*REQUEST*:
Wherever the string "Energetska" appears, copy the whole line.
============================================================
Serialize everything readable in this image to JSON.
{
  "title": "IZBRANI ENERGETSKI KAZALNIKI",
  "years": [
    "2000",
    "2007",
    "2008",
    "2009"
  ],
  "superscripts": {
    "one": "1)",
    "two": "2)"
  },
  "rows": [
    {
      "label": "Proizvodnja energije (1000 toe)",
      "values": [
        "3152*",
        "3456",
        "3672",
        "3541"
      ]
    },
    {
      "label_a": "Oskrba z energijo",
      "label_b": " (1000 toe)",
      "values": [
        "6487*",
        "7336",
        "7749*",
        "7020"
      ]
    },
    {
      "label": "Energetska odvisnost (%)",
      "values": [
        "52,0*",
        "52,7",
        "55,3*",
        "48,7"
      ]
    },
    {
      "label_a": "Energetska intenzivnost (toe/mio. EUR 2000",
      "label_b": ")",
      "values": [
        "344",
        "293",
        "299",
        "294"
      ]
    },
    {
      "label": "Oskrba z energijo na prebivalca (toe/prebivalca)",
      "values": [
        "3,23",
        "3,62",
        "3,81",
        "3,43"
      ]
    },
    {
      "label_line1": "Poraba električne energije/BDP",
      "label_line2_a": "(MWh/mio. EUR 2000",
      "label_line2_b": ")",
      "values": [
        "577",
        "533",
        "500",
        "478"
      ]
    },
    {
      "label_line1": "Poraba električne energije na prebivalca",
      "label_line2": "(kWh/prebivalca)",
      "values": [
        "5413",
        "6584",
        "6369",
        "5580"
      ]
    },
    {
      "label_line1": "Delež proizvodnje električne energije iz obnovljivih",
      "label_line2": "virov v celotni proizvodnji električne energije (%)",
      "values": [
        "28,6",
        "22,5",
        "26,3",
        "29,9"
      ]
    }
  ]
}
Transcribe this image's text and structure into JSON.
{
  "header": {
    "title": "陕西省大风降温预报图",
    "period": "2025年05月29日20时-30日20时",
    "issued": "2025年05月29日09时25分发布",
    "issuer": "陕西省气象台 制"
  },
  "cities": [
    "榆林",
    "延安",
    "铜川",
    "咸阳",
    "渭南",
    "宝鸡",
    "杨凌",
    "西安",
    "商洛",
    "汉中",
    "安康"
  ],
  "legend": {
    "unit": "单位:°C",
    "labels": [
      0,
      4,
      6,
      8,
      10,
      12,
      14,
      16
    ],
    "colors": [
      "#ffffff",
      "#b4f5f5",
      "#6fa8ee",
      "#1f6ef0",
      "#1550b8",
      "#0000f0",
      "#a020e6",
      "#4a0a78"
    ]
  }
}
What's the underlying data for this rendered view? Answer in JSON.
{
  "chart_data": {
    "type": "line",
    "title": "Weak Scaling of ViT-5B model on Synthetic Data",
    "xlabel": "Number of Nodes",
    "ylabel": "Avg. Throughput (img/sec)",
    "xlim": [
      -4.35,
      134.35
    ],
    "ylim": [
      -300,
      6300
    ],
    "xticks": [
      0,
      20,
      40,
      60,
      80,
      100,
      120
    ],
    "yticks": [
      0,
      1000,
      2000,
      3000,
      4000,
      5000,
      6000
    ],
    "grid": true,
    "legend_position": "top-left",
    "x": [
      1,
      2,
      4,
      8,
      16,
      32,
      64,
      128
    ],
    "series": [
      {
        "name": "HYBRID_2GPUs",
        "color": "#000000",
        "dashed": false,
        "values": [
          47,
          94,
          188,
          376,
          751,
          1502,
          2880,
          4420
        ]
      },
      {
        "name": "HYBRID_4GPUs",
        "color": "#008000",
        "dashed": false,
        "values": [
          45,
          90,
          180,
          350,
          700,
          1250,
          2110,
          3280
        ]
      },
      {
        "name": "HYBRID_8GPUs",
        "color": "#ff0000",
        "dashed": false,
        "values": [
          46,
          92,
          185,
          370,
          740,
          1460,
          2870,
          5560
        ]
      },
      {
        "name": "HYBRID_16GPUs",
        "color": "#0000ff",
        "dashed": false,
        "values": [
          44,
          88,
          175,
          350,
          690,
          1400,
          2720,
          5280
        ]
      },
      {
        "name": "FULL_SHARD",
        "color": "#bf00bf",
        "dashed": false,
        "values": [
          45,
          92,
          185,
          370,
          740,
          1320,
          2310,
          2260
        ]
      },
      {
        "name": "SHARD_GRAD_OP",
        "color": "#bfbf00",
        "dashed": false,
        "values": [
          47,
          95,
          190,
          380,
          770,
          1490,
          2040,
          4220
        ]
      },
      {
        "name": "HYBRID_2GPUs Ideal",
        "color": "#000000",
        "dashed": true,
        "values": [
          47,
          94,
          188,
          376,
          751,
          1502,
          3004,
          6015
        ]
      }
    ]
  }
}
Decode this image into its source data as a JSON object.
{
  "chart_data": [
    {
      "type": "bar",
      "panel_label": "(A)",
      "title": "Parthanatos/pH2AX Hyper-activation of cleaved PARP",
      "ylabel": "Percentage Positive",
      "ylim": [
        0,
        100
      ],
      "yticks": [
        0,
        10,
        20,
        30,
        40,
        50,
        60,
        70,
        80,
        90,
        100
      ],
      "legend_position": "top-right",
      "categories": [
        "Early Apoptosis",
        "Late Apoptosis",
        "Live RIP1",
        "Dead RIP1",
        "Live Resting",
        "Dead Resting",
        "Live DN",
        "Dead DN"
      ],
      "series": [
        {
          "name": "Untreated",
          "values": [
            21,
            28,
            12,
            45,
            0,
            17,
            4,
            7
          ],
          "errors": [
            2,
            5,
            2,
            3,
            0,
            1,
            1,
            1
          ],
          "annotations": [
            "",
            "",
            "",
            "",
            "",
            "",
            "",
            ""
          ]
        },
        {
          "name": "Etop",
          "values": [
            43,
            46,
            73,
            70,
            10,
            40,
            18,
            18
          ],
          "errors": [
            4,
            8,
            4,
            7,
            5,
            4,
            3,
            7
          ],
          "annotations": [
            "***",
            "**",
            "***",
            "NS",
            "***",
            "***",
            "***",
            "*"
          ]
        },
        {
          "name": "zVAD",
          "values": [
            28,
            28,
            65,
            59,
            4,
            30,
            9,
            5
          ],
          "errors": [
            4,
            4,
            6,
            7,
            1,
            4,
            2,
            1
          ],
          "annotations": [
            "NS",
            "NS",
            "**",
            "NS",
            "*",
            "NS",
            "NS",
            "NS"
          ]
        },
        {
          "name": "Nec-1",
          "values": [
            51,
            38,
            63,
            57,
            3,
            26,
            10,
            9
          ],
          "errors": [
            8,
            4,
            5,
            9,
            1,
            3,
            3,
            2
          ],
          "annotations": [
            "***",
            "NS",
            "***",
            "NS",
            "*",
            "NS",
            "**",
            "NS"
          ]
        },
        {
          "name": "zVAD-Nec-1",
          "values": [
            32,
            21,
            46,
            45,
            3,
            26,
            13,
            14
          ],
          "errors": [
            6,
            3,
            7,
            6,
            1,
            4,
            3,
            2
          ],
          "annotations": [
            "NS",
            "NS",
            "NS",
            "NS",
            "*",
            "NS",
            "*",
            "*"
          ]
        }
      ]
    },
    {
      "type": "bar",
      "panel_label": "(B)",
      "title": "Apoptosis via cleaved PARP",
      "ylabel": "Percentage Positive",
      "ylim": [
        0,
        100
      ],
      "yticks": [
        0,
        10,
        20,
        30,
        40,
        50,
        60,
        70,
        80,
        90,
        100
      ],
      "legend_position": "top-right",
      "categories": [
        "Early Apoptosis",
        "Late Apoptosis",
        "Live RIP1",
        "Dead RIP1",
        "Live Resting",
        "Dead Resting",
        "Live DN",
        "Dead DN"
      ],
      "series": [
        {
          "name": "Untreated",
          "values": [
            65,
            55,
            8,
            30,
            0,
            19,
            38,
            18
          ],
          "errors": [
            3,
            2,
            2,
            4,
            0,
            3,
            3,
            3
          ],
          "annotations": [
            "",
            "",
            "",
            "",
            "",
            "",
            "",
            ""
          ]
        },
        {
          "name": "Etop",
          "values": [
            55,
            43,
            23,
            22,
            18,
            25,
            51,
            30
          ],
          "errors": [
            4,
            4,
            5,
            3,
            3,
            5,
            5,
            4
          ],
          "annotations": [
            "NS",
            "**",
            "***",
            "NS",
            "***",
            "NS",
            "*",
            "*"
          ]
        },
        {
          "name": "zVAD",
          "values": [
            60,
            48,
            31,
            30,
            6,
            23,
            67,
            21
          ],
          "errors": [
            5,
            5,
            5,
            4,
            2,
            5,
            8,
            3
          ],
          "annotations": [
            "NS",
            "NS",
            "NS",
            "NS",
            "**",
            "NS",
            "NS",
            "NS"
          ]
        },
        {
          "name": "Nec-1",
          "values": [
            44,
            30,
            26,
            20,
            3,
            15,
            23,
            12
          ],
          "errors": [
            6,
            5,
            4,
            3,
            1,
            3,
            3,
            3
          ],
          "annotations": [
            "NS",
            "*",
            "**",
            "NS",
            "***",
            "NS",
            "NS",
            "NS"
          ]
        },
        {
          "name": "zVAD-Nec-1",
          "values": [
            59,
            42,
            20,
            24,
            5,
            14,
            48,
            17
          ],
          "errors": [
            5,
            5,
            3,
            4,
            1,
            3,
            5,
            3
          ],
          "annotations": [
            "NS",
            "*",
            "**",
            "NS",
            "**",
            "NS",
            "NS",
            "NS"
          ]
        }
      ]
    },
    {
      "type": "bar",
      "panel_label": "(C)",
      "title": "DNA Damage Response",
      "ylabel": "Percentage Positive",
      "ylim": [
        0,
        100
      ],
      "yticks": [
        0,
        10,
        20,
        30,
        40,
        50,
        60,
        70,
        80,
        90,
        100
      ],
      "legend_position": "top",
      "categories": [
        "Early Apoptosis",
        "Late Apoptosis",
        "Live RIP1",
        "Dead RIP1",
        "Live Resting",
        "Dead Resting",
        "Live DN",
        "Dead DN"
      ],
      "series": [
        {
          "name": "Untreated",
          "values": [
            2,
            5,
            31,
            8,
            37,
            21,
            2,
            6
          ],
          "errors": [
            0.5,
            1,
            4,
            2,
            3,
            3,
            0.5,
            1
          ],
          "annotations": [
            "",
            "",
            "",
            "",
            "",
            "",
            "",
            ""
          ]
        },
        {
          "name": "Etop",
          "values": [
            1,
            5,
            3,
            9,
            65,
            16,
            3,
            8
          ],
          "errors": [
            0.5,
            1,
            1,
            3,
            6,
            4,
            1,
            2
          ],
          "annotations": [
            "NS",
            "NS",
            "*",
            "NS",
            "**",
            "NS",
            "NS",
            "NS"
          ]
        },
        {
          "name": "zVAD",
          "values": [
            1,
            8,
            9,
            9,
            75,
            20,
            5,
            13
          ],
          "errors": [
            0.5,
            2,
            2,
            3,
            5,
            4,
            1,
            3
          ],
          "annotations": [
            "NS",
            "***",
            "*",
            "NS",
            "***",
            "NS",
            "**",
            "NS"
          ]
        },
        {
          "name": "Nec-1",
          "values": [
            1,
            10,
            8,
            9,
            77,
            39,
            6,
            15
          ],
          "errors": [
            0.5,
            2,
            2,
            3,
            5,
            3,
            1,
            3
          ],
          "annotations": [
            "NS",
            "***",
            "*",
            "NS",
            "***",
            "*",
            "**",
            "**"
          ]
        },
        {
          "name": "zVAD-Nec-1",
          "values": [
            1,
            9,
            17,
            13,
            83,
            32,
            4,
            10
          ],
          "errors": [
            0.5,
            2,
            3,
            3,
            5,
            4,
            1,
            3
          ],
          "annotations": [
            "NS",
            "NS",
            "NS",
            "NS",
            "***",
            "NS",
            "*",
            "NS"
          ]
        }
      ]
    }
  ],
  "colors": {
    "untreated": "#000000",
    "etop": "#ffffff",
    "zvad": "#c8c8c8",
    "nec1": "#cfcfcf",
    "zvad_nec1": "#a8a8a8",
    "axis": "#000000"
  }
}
============================================================
*RESULT OF THE EXERCISE*:
      "label": "Energetska odvisnost (%)",
      "label_a": "Energetska intenzivnost (toe/mio. EUR 2000",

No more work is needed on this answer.